__Input records__.

***

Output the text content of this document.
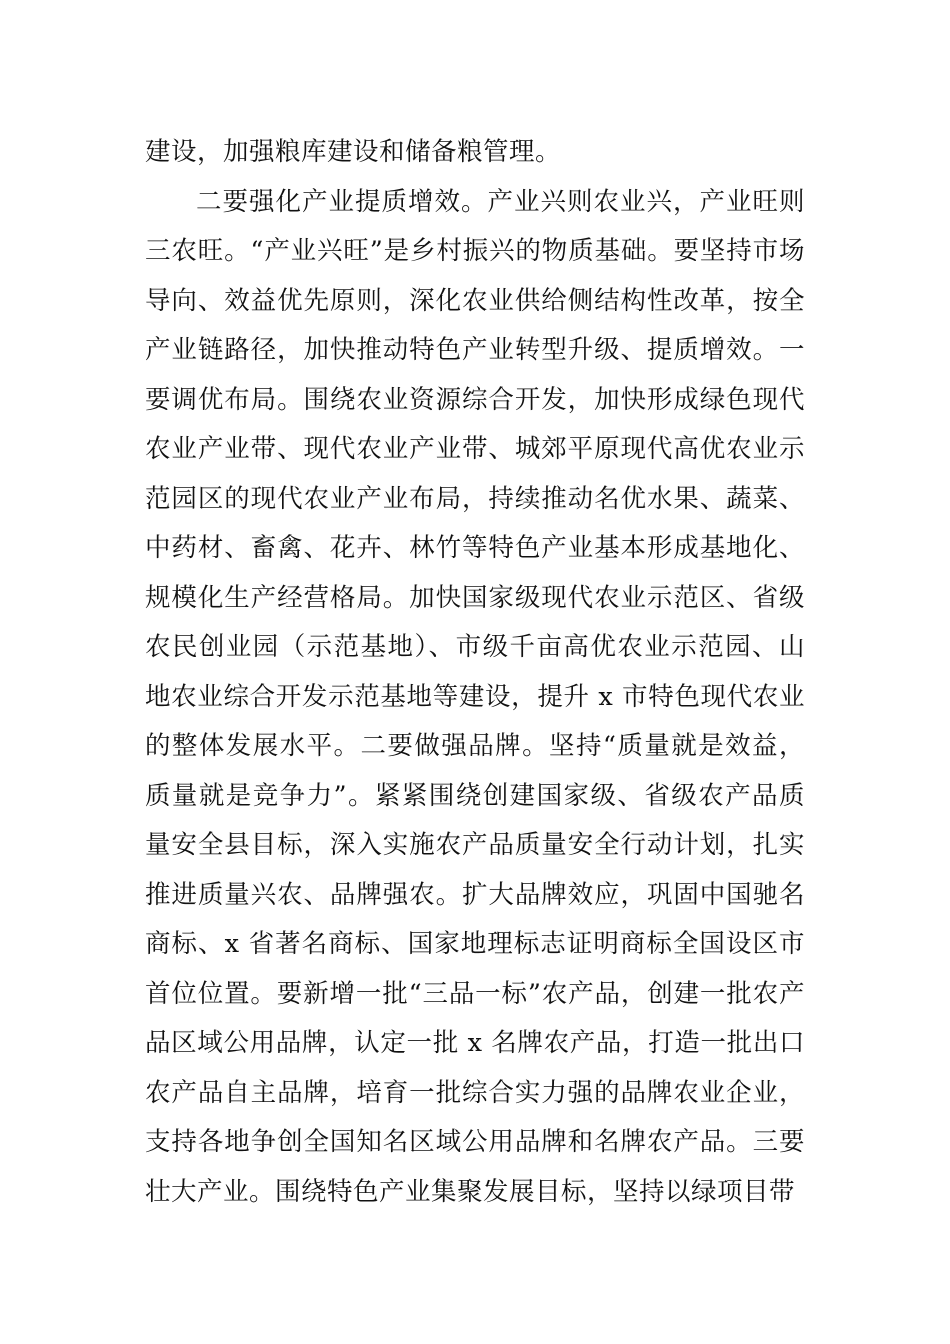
建设，加强粮库建设和储备粮管理。

二要强化产业提质增效。产业兴则农业兴，产业旺则三农旺。“产业兴旺”是乡村振兴的物质基础。要坚持市场导向、效益优先原则，深化农业供给侧结构性改革，按全产业链路径，加快推动特色产业转型升级、提质增效。一要调优布局。围绕农业资源综合开发，加快形成绿色现代农业产业带、现代农业产业带、城郊平原现代高优农业示范园区的现代农业产业布局，持续推动名优水果、蔬菜、中药材、畜禽、花卉、林竹等特色产业基本形成基地化、规模化生产经营格局。加快国家级现代农业示范区、省级农民创业园（示范基地）、市级千亩高优农业示范园、山地农业综合开发示范基地等建设，提升 x 市特色现代农业的整体发展水平。二要做强品牌。坚持“质量就是效益，质量就是竞争力”。紧紧围绕创建国家级、省级农产品质量安全县目标，深入实施农产品质量安全行动计划，扎实推进质量兴农、品牌强农。扩大品牌效应，巩固中国驰名商标、x 省著名商标、国家地理标志证明商标全国设区市首位位置。要新增一批“三品一标”农产品，创建一批农产品区域公用品牌，认定一批 x 名牌农产品，打造一批出口农产品自主品牌，培育一批综合实力强的品牌农业企业，支持各地争创全国知名区域公用品牌和名牌农产品。三要壮大产业。围绕特色产业集聚发展目标，坚持以绿项目带
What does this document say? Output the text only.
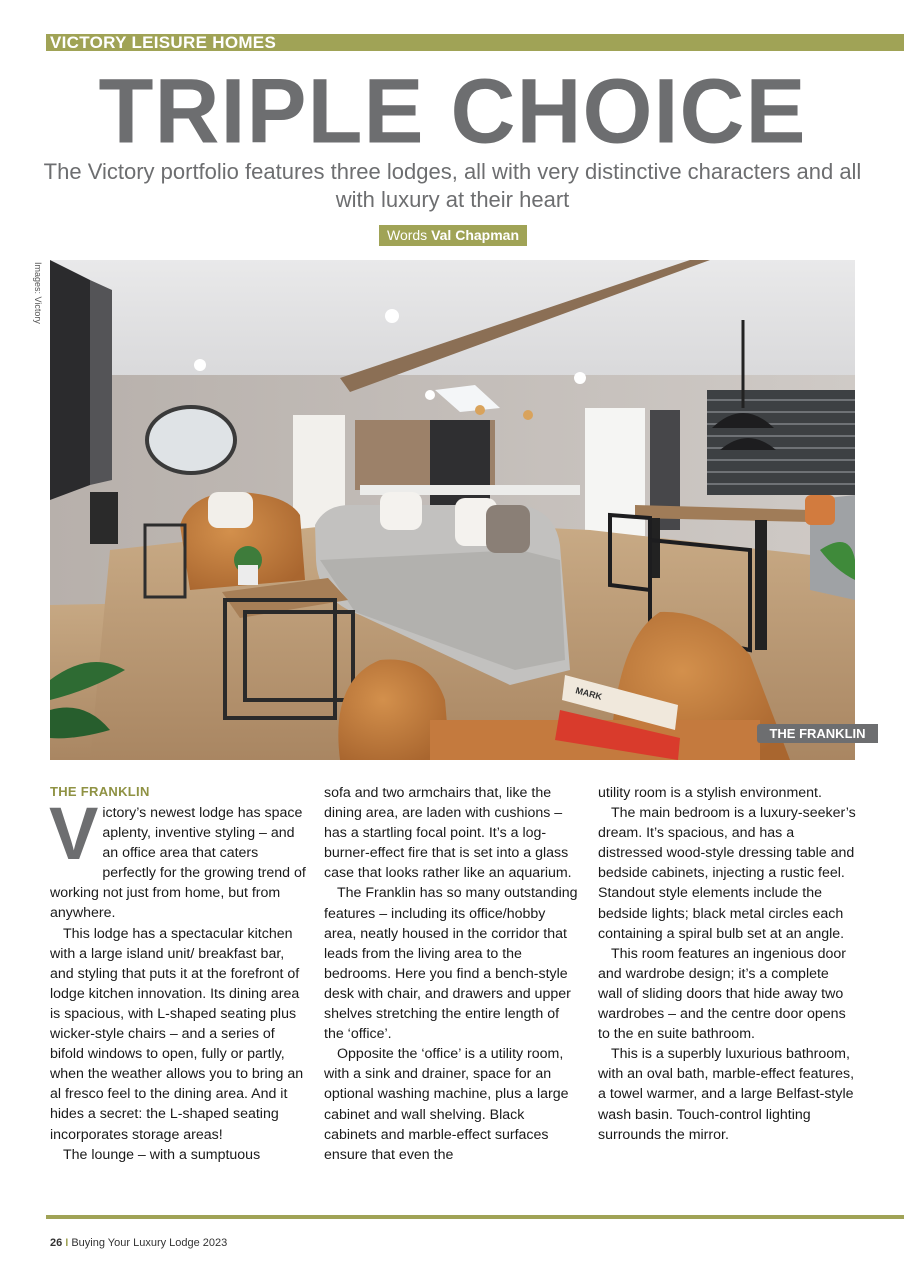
VICTORY LEISURE HOMES
TRIPLE CHOICE
The Victory portfolio features three lodges, all with very distinctive characters and all with luxury at their heart
Words Val Chapman
Images: Victory
MARK
THE FRANKLIN
THE FRANKLIN

Victory’s newest lodge has space aplenty, inventive styling – and an office area that caters perfectly for the growing trend of working not just from home, but from anywhere.

This lodge has a spectacular kitchen with a large island unit/ breakfast bar, and styling that puts it at the forefront of lodge kitchen innovation. Its dining area is spacious, with L-shaped seating plus wicker-style chairs – and a series of bifold windows to open, fully or partly, when the weather allows you to bring an al fresco feel to the dining area. And it hides a secret: the L-shaped seating incorporates storage areas!

The lounge – with a sumptuous

sofa and two armchairs that, like the dining area, are laden with cushions – has a startling focal point. It’s a log-burner-effect fire that is set into a glass case that looks rather like an aquarium.

The Franklin has so many outstanding features – including its office/hobby area, neatly housed in the corridor that leads from the living area to the bedrooms. Here you find a bench-style desk with chair, and drawers and upper shelves stretching the entire length of the ‘office’.

Opposite the ‘office’ is a utility room, with a sink and drainer, space for an optional washing machine, plus a large cabinet and wall shelving. Black cabinets and marble-effect surfaces ensure that even the

utility room is a stylish environment.

The main bedroom is a luxury-seeker’s dream. It’s spacious, and has a distressed wood-style dressing table and bedside cabinets, injecting a rustic feel. Standout style elements include the bedside lights; black metal circles each containing a spiral bulb set at an angle.

This room features an ingenious door and wardrobe design; it’s a complete wall of sliding doors that hide away two wardrobes – and the centre door opens to the en suite bathroom.

This is a superbly luxurious bathroom, with an oval bath, marble-effect features, a towel warmer, and a large Belfast-style wash basin. Touch-control lighting surrounds the mirror.

26 I Buying Your Luxury Lodge 2023
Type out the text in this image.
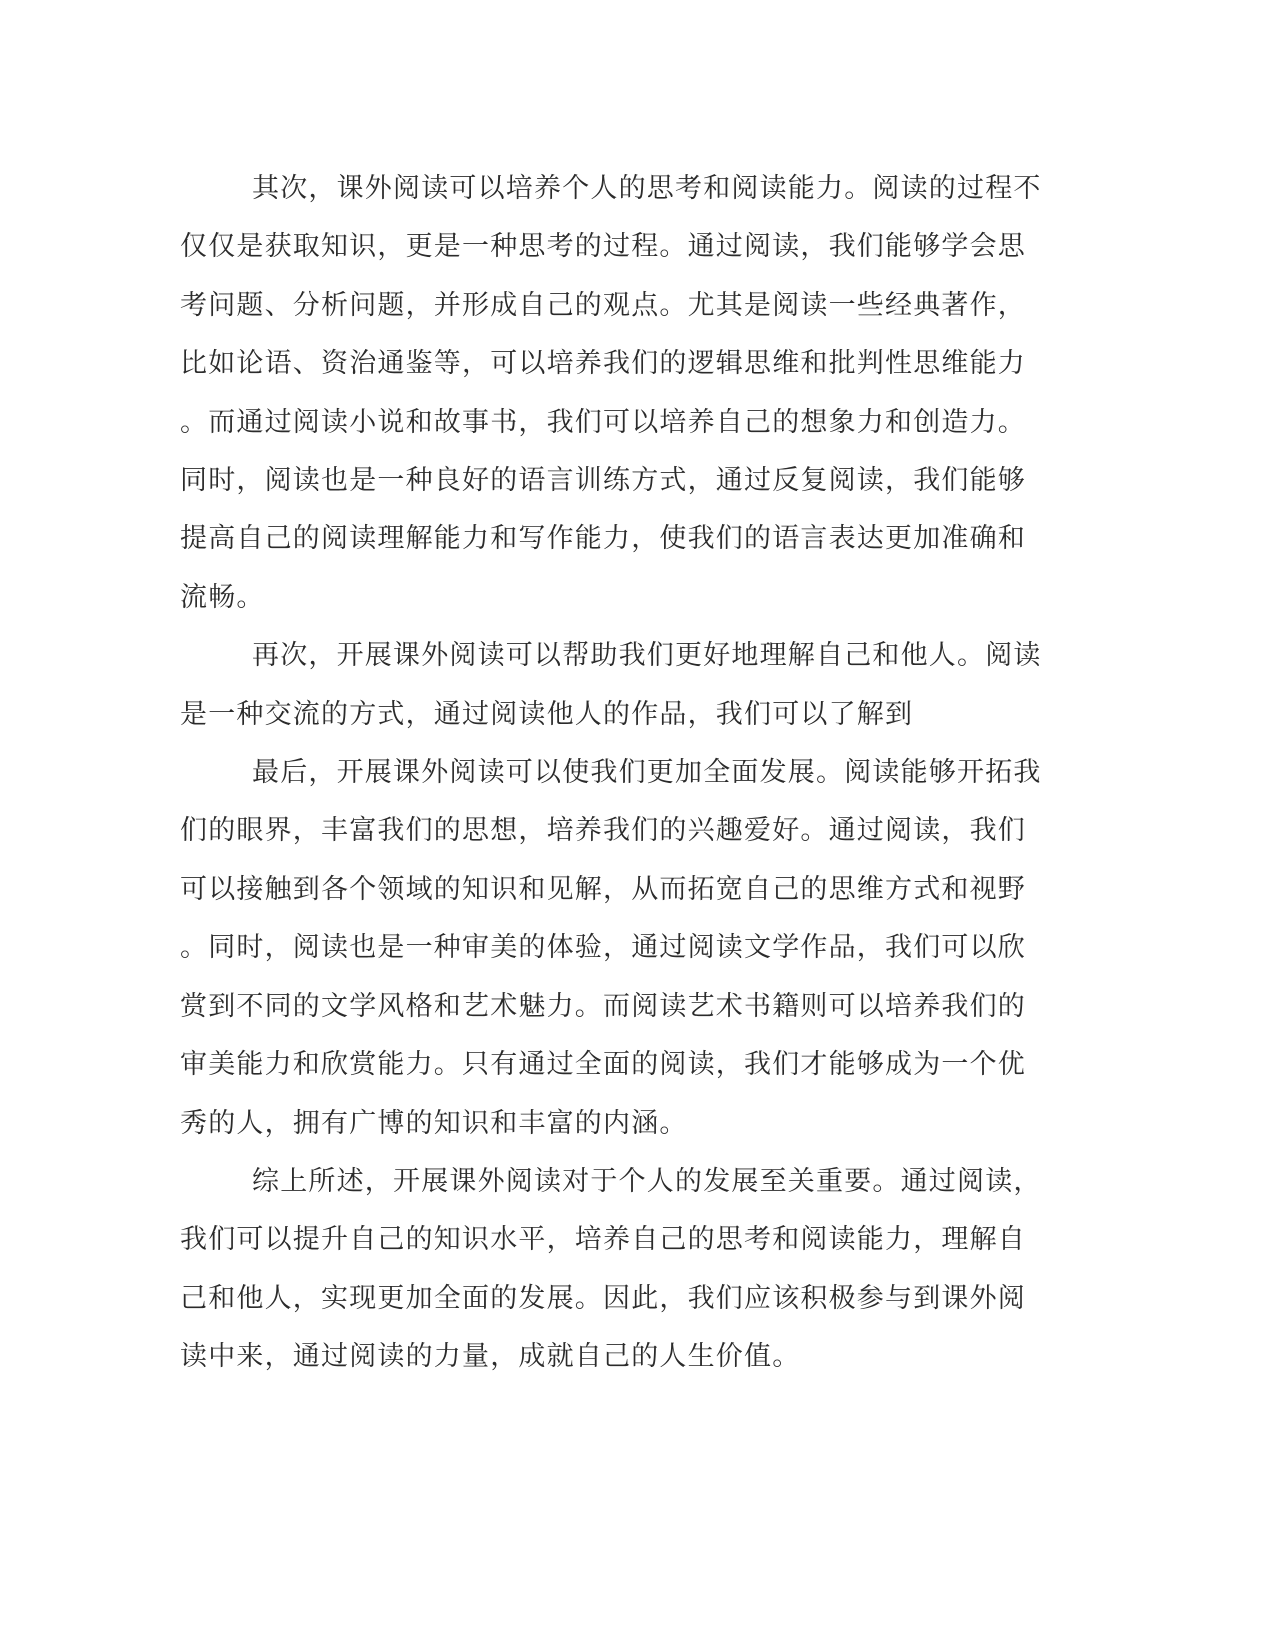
其次，课外阅读可以培养个人的思考和阅读能力。阅读的过程不
仅仅是获取知识，更是一种思考的过程。通过阅读，我们能够学会思
考问题、分析问题，并形成自己的观点。尤其是阅读一些经典著作，
比如论语、资治通鉴等，可以培养我们的逻辑思维和批判性思维能力
。而通过阅读小说和故事书，我们可以培养自己的想象力和创造力。
同时，阅读也是一种良好的语言训练方式，通过反复阅读，我们能够
提高自己的阅读理解能力和写作能力，使我们的语言表达更加准确和
流畅。
再次，开展课外阅读可以帮助我们更好地理解自己和他人。阅读
是一种交流的方式，通过阅读他人的作品，我们可以了解到
最后，开展课外阅读可以使我们更加全面发展。阅读能够开拓我
们的眼界，丰富我们的思想，培养我们的兴趣爱好。通过阅读，我们
可以接触到各个领域的知识和见解，从而拓宽自己的思维方式和视野
。同时，阅读也是一种审美的体验，通过阅读文学作品，我们可以欣
赏到不同的文学风格和艺术魅力。而阅读艺术书籍则可以培养我们的
审美能力和欣赏能力。只有通过全面的阅读，我们才能够成为一个优
秀的人，拥有广博的知识和丰富的内涵。
综上所述，开展课外阅读对于个人的发展至关重要。通过阅读，
我们可以提升自己的知识水平，培养自己的思考和阅读能力，理解自
己和他人，实现更加全面的发展。因此，我们应该积极参与到课外阅
读中来，通过阅读的力量，成就自己的人生价值。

***

__Stated task__. Search the lines above for the string "utility" and copy each line that has it.

__Response for this exercise__.
Opposite the ‘office’ is a utility room, with a sink and drainer, space for an optional washing machine, plus a large cabinet and wall shelving. Black cabinets and marble-effect surfaces ensure that even the
utility room is a stylish environment.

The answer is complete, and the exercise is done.